**EXERCISE DETAILS:** Beginning with the line containing "Transcribe the text in this document." and ending with the last line of the records, set down every line exactly.

[Records]
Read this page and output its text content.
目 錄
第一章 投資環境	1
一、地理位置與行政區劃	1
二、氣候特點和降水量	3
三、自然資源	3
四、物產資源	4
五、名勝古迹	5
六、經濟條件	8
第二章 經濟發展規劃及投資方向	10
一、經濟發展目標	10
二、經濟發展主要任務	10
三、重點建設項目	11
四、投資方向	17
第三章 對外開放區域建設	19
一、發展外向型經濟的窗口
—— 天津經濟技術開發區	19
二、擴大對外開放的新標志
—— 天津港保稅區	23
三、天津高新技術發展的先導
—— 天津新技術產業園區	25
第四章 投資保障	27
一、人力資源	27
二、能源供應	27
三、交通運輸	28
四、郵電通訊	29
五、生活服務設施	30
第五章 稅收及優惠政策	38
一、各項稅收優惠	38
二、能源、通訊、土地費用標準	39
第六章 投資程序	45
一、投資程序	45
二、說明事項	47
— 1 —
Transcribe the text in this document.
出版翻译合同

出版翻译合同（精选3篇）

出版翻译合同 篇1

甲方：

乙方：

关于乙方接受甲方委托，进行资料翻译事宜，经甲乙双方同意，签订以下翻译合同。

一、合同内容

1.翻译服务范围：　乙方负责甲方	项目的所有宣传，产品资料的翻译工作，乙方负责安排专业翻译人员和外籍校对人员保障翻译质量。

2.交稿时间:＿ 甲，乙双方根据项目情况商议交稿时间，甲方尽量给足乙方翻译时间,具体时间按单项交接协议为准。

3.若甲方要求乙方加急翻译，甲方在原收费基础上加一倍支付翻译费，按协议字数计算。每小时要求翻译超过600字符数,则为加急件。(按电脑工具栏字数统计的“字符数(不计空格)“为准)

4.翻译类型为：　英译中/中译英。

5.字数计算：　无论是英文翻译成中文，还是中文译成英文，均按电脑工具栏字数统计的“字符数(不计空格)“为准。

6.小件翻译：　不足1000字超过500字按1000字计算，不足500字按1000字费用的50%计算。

**RIGHT ANSWER:**
Transcribe the text in this document.
出版翻译合同

出版翻译合同（精选3篇）

出版翻译合同 篇1

甲方：

乙方：

关于乙方接受甲方委托，进行资料翻译事宜，经甲乙双方同意，签订以下翻译合同。

一、合同内容

1.翻译服务范围：　乙方负责甲方	项目的所有宣传，产品资料的翻译工作，乙方负责安排专业翻译人员和外籍校对人员保障翻译质量。

2.交稿时间:＿ 甲，乙双方根据项目情况商议交稿时间，甲方尽量给足乙方翻译时间,具体时间按单项交接协议为准。

3.若甲方要求乙方加急翻译，甲方在原收费基础上加一倍支付翻译费，按协议字数计算。每小时要求翻译超过600字符数,则为加急件。(按电脑工具栏字数统计的“字符数(不计空格)“为准)

4.翻译类型为：　英译中/中译英。

5.字数计算：　无论是英文翻译成中文，还是中文译成英文，均按电脑工具栏字数统计的“字符数(不计空格)“为准。

6.小件翻译：　不足1000字超过500字按1000字计算，不足500字按1000字费用的50%计算。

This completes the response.